▶ [Goal]: Check every line of the entries for "JSON", and copy the lines that hold it.
* start *
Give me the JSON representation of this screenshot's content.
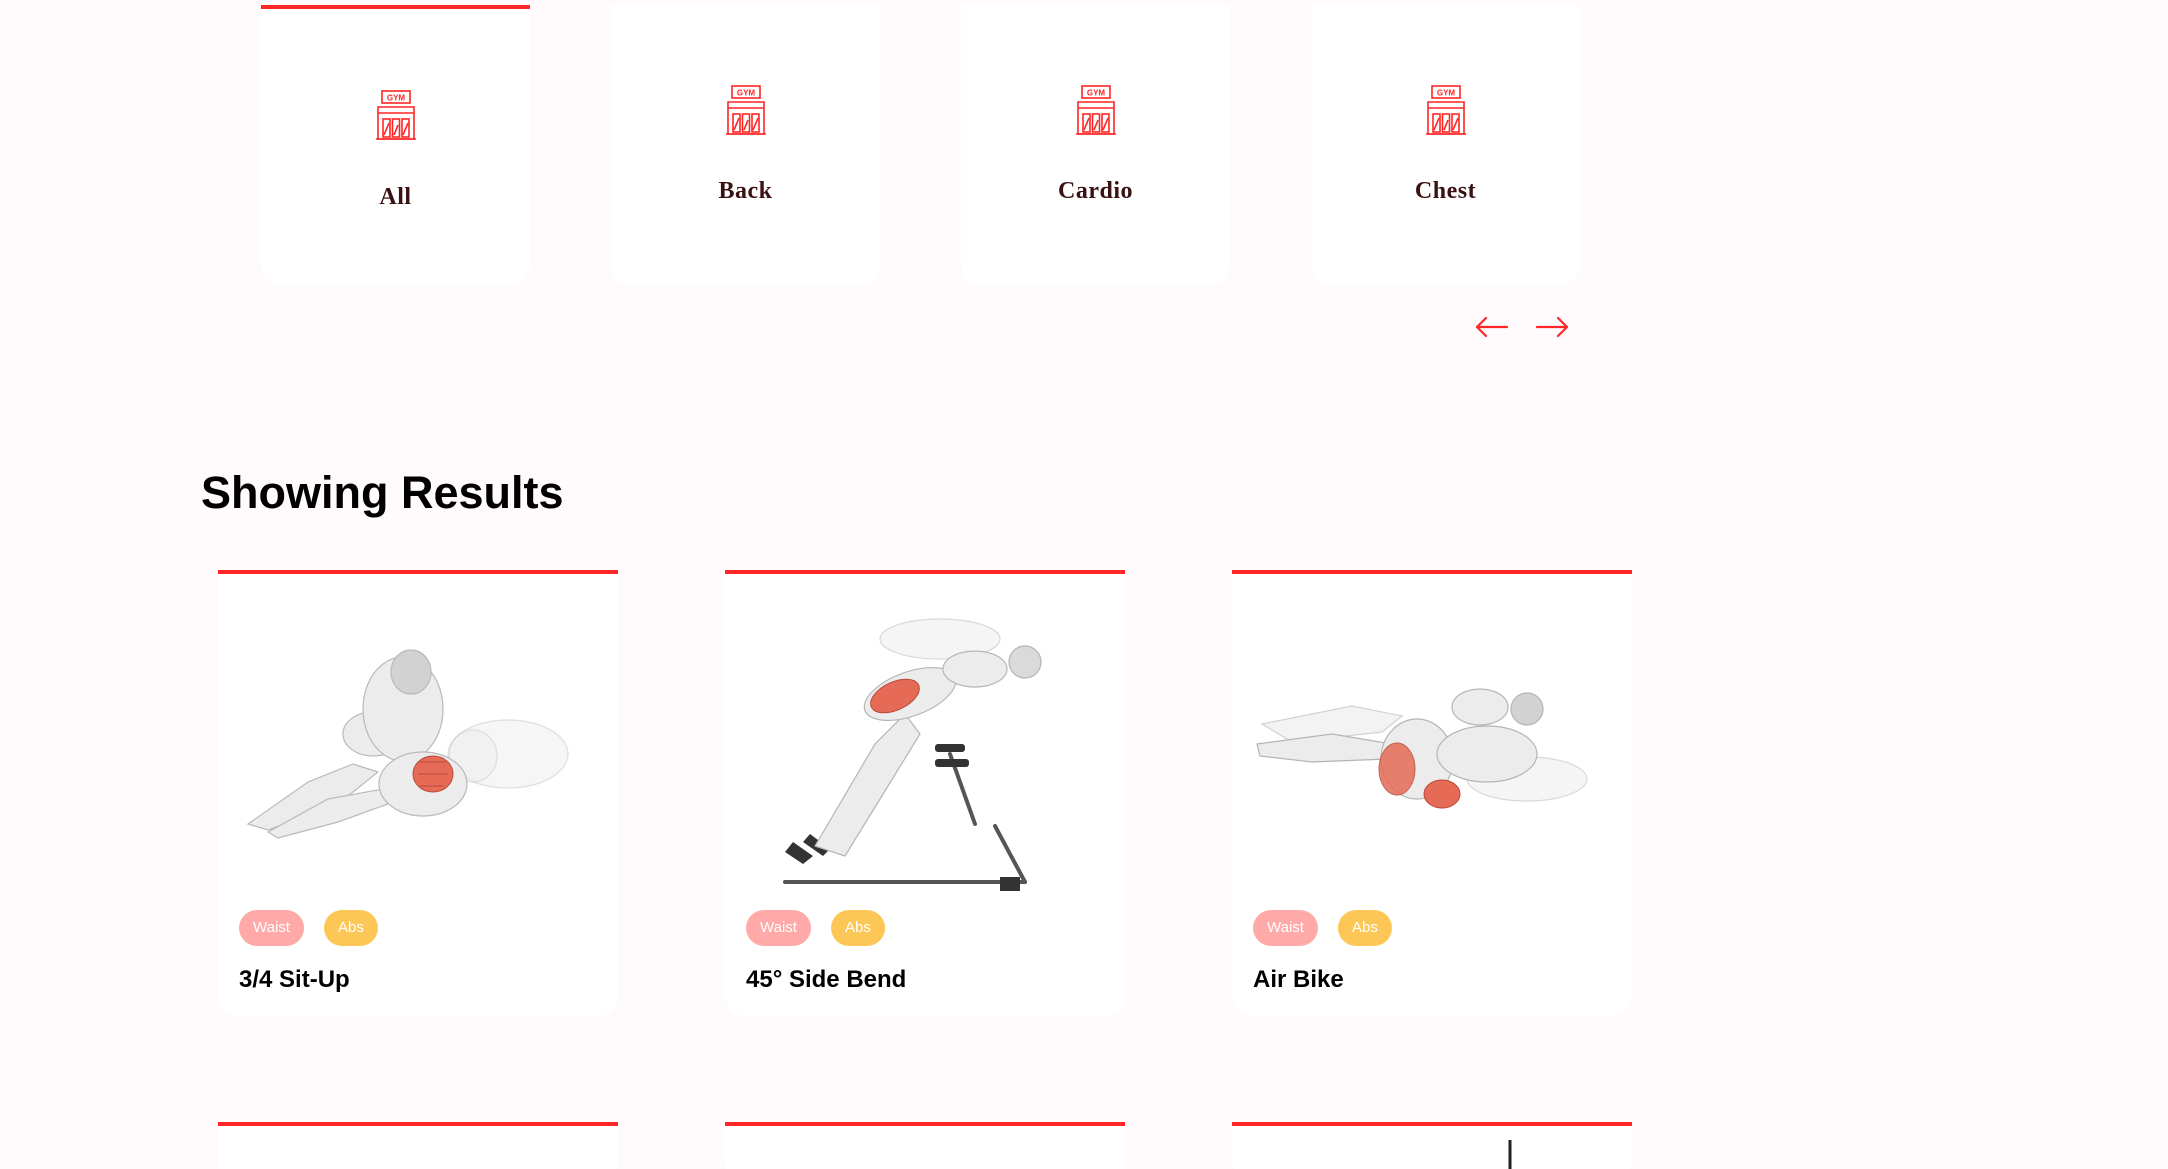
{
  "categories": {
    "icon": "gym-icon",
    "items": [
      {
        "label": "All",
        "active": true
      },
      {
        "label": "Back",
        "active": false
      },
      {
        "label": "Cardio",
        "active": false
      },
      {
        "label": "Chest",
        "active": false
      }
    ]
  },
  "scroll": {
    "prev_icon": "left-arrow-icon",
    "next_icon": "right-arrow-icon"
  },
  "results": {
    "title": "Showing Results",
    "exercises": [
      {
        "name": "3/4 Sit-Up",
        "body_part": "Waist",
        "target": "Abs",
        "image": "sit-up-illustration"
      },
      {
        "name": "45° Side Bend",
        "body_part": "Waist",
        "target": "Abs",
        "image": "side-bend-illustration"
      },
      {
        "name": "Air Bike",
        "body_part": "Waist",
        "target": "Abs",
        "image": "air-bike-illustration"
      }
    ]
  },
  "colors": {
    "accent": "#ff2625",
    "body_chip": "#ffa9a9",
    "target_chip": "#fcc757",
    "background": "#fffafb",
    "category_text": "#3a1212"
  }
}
* end *
* start *
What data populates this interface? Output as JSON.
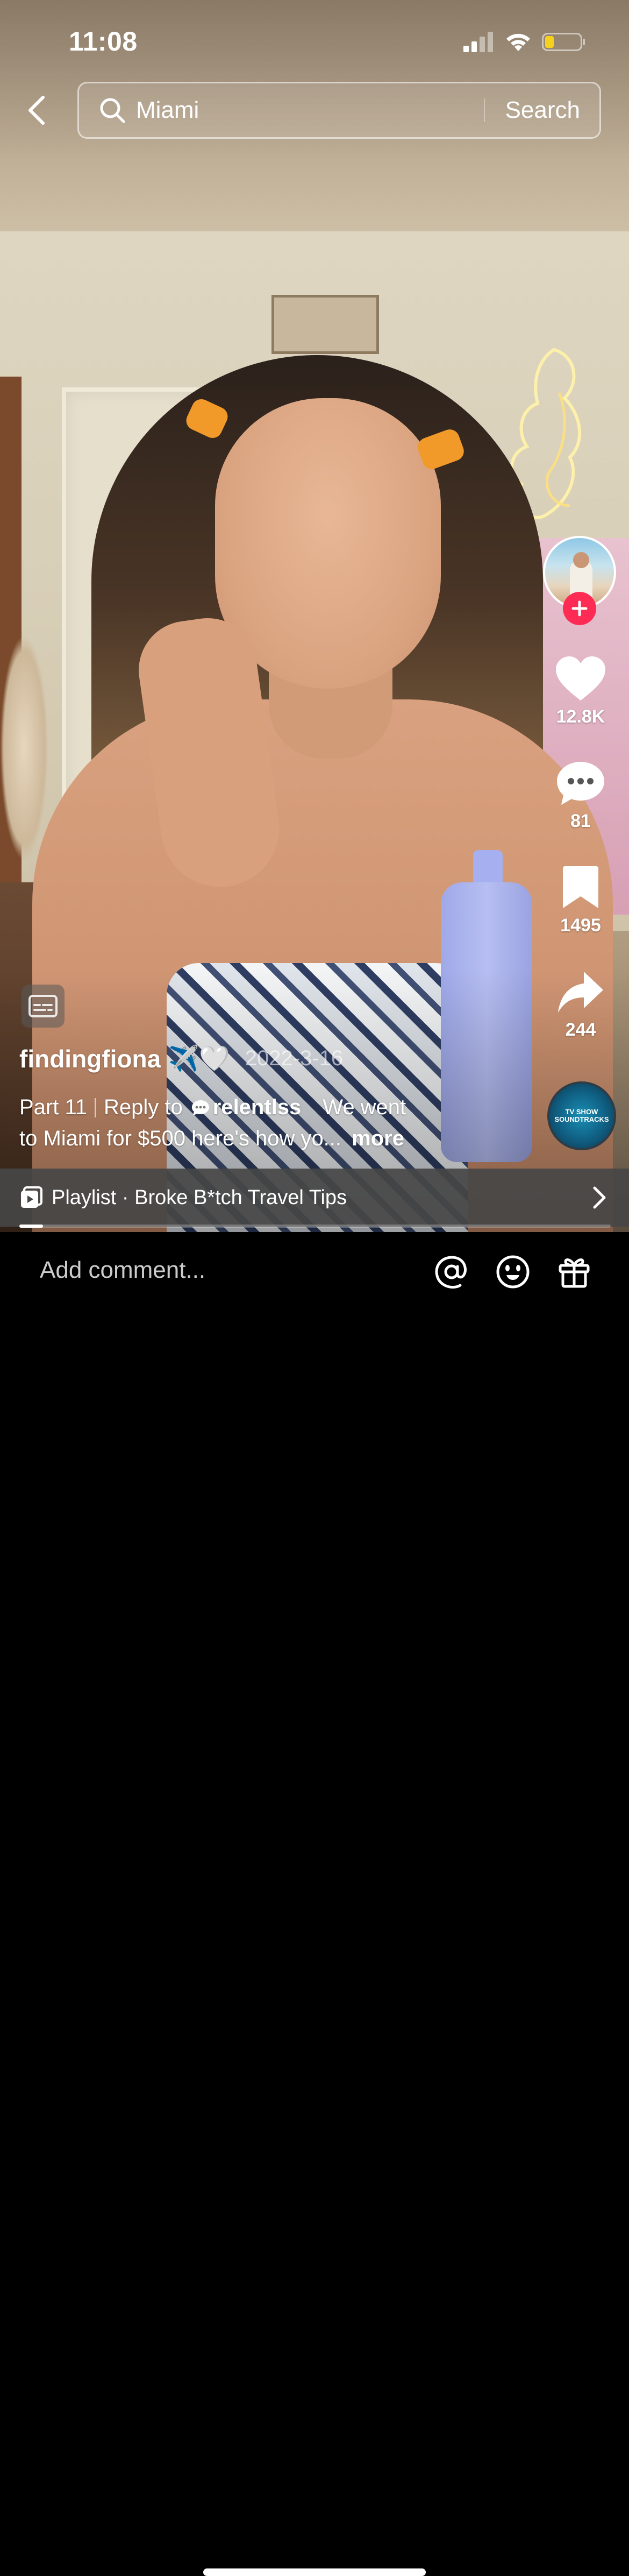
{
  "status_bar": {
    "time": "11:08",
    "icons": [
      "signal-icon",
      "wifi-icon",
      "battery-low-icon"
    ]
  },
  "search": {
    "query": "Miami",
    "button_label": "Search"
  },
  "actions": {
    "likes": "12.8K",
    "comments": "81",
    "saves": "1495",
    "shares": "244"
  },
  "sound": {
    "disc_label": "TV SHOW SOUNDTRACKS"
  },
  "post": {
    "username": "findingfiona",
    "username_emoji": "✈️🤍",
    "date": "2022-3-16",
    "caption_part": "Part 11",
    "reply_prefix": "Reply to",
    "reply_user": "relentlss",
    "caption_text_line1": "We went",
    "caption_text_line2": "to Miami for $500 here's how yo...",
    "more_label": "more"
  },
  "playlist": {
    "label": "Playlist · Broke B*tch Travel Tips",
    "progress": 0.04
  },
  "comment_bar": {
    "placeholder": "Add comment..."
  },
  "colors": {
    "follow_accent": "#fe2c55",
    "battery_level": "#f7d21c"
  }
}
* end *
* start *
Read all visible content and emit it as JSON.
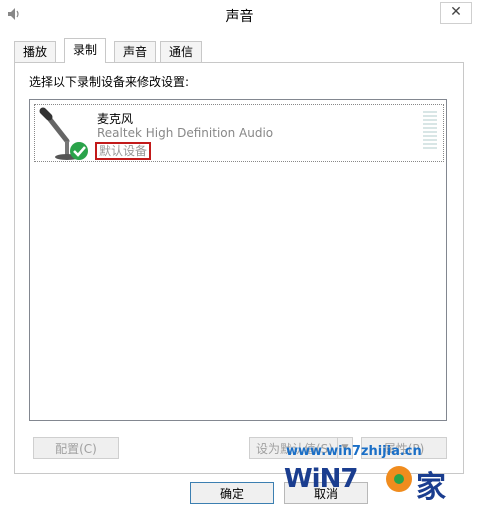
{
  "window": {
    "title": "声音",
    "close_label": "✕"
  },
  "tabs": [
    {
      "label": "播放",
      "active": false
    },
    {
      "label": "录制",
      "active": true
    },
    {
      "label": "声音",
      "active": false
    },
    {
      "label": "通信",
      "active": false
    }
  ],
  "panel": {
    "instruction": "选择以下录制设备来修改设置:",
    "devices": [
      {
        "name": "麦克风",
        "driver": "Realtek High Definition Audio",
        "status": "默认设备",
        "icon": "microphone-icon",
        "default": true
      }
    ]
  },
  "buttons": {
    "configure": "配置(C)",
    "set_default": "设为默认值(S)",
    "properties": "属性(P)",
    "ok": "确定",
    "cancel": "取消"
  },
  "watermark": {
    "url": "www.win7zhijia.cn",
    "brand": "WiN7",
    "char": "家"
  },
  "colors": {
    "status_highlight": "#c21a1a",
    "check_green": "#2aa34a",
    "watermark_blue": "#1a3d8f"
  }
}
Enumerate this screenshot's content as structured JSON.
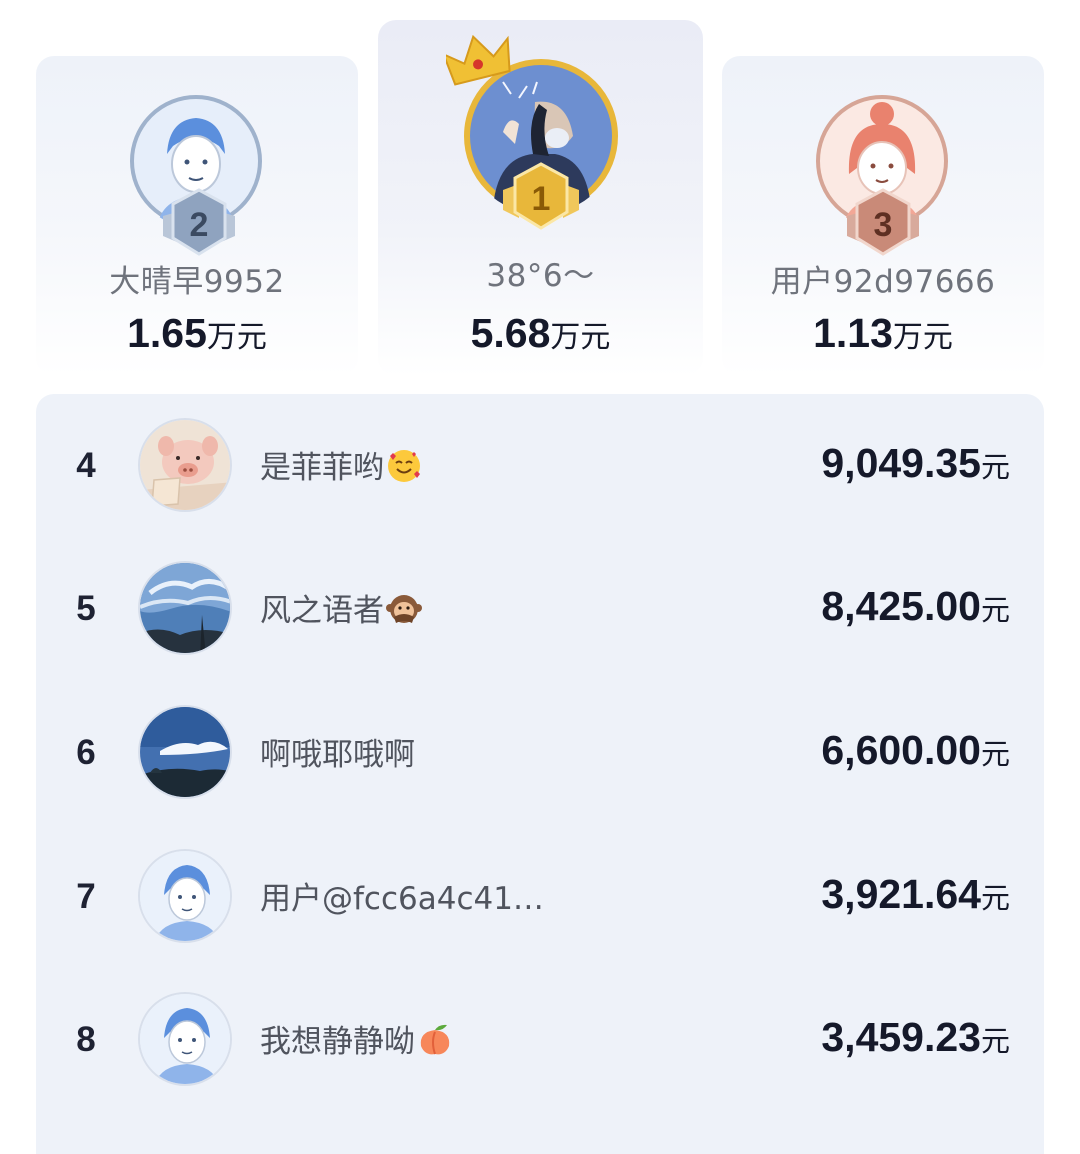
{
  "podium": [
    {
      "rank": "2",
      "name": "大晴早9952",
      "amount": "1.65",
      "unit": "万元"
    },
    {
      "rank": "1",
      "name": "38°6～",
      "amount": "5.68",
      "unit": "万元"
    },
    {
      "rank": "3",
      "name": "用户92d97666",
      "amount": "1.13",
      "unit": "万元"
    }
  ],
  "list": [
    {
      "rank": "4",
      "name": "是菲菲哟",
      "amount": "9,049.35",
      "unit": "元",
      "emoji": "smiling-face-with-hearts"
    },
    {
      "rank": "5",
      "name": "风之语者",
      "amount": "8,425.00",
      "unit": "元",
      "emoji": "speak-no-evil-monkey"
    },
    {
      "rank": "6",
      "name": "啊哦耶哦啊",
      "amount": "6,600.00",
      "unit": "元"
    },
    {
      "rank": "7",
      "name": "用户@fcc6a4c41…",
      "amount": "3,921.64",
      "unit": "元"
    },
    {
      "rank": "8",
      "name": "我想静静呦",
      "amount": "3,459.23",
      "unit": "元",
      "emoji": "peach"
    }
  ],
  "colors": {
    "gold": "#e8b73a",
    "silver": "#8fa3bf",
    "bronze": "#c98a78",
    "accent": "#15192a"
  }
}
* end *
▶ [Response to this task]:
Give me the JSON representation of this screenshot's content.
What data populates this interface? Output as JSON.
Read all visible content and emit it as JSON.
Enumerate this screenshot's content as structured JSON.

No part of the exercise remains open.